> [AUSGEWÄHLTER TEXTAUSZUG]
################
Bläulich fällt das Morgenlicht durch die Bergschluchten der Pyrenäen. Nebel und Sonnenstrahlen bedecken die schroffen Felsen. Ich befinde mich neun Kilometer über dem Spektakel in meinem „Lieblingsreisegefährt“ – dem Flugzeug (lang lebe die Flugangst). Auf dem Weg nach Jerez de la Frontera. Dort startet unser dreiwöchiger Roadtrip durch Andalusien. Als wir um halb neun morgens dort aussteigen, weht eine sanfte Brise und erste Palmen rascheln im Wind. „Mensch, das ist ja angenehm“, sage ich zu meinem besten Freund Alex, mit dem ich letztes Jahr schon Japan unsicher gemacht habe. Wir laufen zum Bahnhof am Flughafen, an dem seltsamerweise nur alle zwei Stunden ein Zug in die Stadt fährt. Als die Bahn kommt, ranzt uns der Schaffner auf Spanisch an und lässt uns stehen. Herzlich willkommen!
################
> [IHRE AUFGABEN]
**A)** Übersetzen Sie den Satz „Wir laufen zum Bahnhof am Flughafen, an dem seltsamerweise nur alle zwei Stunden ein Zug in die Stadt fährt.“ aus dem Textauszug ins Englische.
**B)** Geben Sie für jede Aussage an, ob sie mit dem Textauszug übereinstimmt: (i) Der Roadtrip durch Andalusien dauert drei Wochen. (ii) Alex war bereits im vergangenen Jahr mit der erzählenden Person in Japan. (iii) Der Schaffner lässt die beiden freundlich in den Zug einsteigen. Antworten Sie jeweils mit Ja oder Nein und zitieren Sie die entscheidenden Worte des Textauszugs.
**C)** Schreiben Sie den Abschnitt des Textauszugs von „Bläulich fällt das“ bis „stehen. Herzlich willkommen!“ genau ab.
Stützen Sie sich ausschließlich auf den Textauszug.
################
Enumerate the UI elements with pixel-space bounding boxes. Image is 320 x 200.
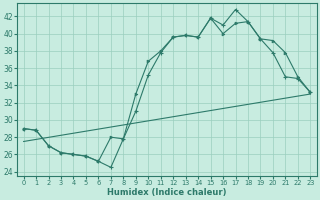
X-axis label: Humidex (Indice chaleur): Humidex (Indice chaleur) bbox=[107, 188, 227, 197]
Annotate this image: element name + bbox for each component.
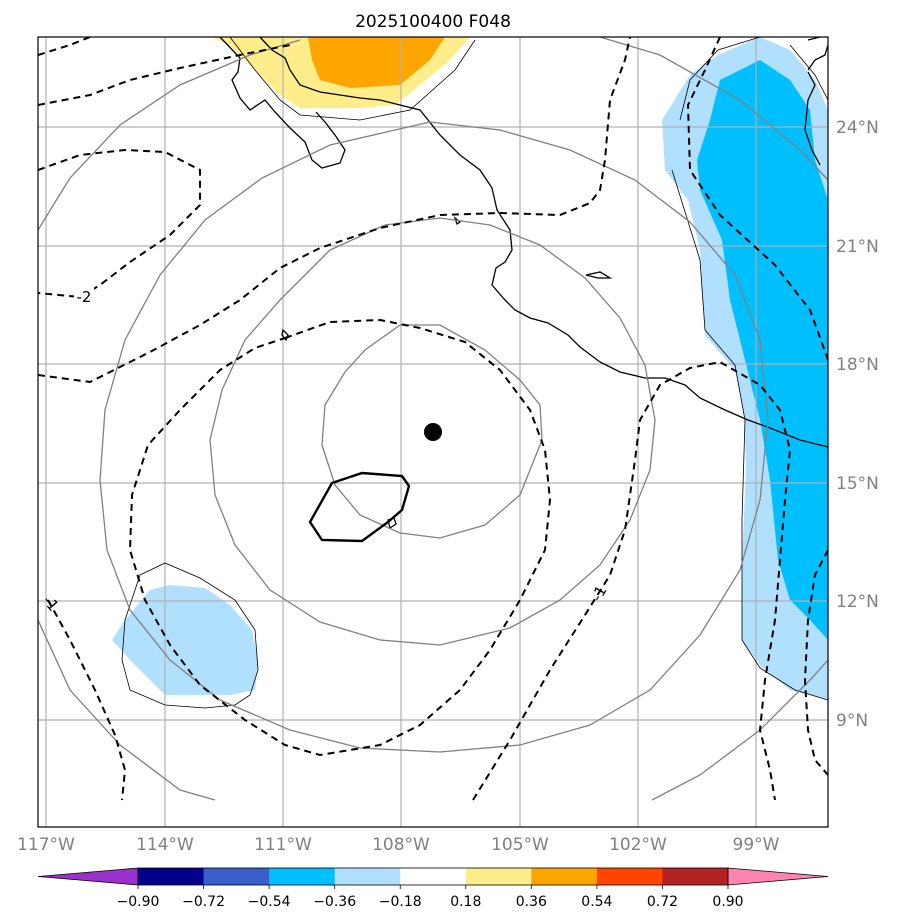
lon-label: 99°W [733,835,780,855]
colorbar-tick-label: 0.36 [516,894,547,910]
latitude-labels: 24°N 21°N 18°N 15°N 12°N 9°N [836,118,879,731]
colorbar-extend-high [727,867,829,886]
colorbar-tick-label: −0.54 [248,894,291,910]
lat-label: 18°N [836,355,879,375]
lat-label: 9°N [836,711,868,731]
colorbar-tick-label: 0.90 [712,894,743,910]
colorbar-tick-label: 0.72 [647,894,678,910]
colorbar-swatch [465,868,532,885]
colorbar-tick-label: 0.54 [581,894,612,910]
colorbar-swatch [400,868,467,885]
colorbar-tick-label: −0.90 [117,894,160,910]
colorbar: −0.90 −0.72 −0.54 −0.36 −0.18 0.18 0.36 0.54 0.7… [37,867,829,910]
lon-label: 105°W [491,835,549,855]
shading-outlines [121,37,828,709]
storm-center-marker [424,423,442,441]
lon-label: 114°W [136,835,194,855]
contour-label-neg2: -2 [77,288,92,306]
colorbar-frame [137,867,729,886]
map-plot-area: -2 -1 -1 [38,37,828,827]
colorbar-tick-label: −0.72 [182,894,225,910]
lat-label: 12°N [836,592,879,612]
colorbar-extend-low [37,867,139,886]
lat-label: 24°N [836,118,879,138]
map-frame [37,36,829,828]
lon-label: 102°W [609,835,667,855]
coastlines [219,37,828,530]
light-blue-region-southwest [112,585,258,695]
colorbar-tick-label: 0.18 [450,894,481,910]
zero-contour [308,471,411,543]
lat-label: 21°N [836,237,879,257]
colorbar-swatch [531,868,598,885]
colorbar-swatch [269,868,336,885]
deep-blue-region-east [697,60,828,640]
colorbar-tick-label: −0.36 [313,894,356,910]
lat-label: 15°N [836,474,879,494]
lon-label: 117°W [17,835,75,855]
range-rings [38,37,828,801]
orange-positive-region [308,37,445,88]
colorbar-swatch [334,868,401,885]
map-title: 2025100400 F048 [355,12,511,32]
colorbar-swatch [596,868,663,885]
longitude-labels: 117°W 114°W 111°W 108°W 105°W 102°W 99°W [17,835,780,855]
lon-label: 108°W [372,835,430,855]
colorbar-tick-label: −0.18 [379,894,422,910]
colorbar-swatch [203,868,270,885]
graticule [38,37,828,827]
lon-label: 111°W [254,835,312,855]
colorbar-swatch [138,868,205,885]
colorbar-swatch [662,868,729,885]
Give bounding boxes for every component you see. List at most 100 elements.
################
> [LÖSUNGEN IM ÜBERBLICK]
**A)** We walk to the station at the airport, where, strangely, a train into the city runs only every two hours.

**B)**
(i) Ja: „Dort startet unser dreiwöchiger Roadtrip durch Andalusien.“
(ii) Ja: „mit dem ich letztes Jahr schon Japan unsicher gemacht habe“
(iii) Nein: „ranzt uns der Schaffner auf Spanisch an und lässt uns stehen“

**C)**
Bläulich fällt das Morgenlicht durch die Bergschluchten der Pyrenäen. Nebel und Sonnenstrahlen bedecken die schroffen Felsen. Ich befinde mich neun Kilometer über dem Spektakel in meinem „Lieblingsreisegefährt“ – dem Flugzeug (lang lebe die Flugangst). Auf dem Weg nach Jerez de la Frontera. Dort startet unser dreiwöchiger Roadtrip durch Andalusien. Als wir um halb neun morgens dort aussteigen, weht eine sanfte Brise und erste Palmen rascheln im Wind. „Mensch, das ist ja angenehm“, sage ich zu meinem besten Freund Alex, mit dem ich letztes Jahr schon Japan unsicher gemacht habe. Wir laufen zum Bahnhof am Flughafen, an dem seltsamerweise nur alle zwei Stunden ein Zug in die Stadt fährt. Als die Bahn kommt, ranzt uns der Schaffner auf Spanisch an und lässt uns stehen. Herzlich willkommen!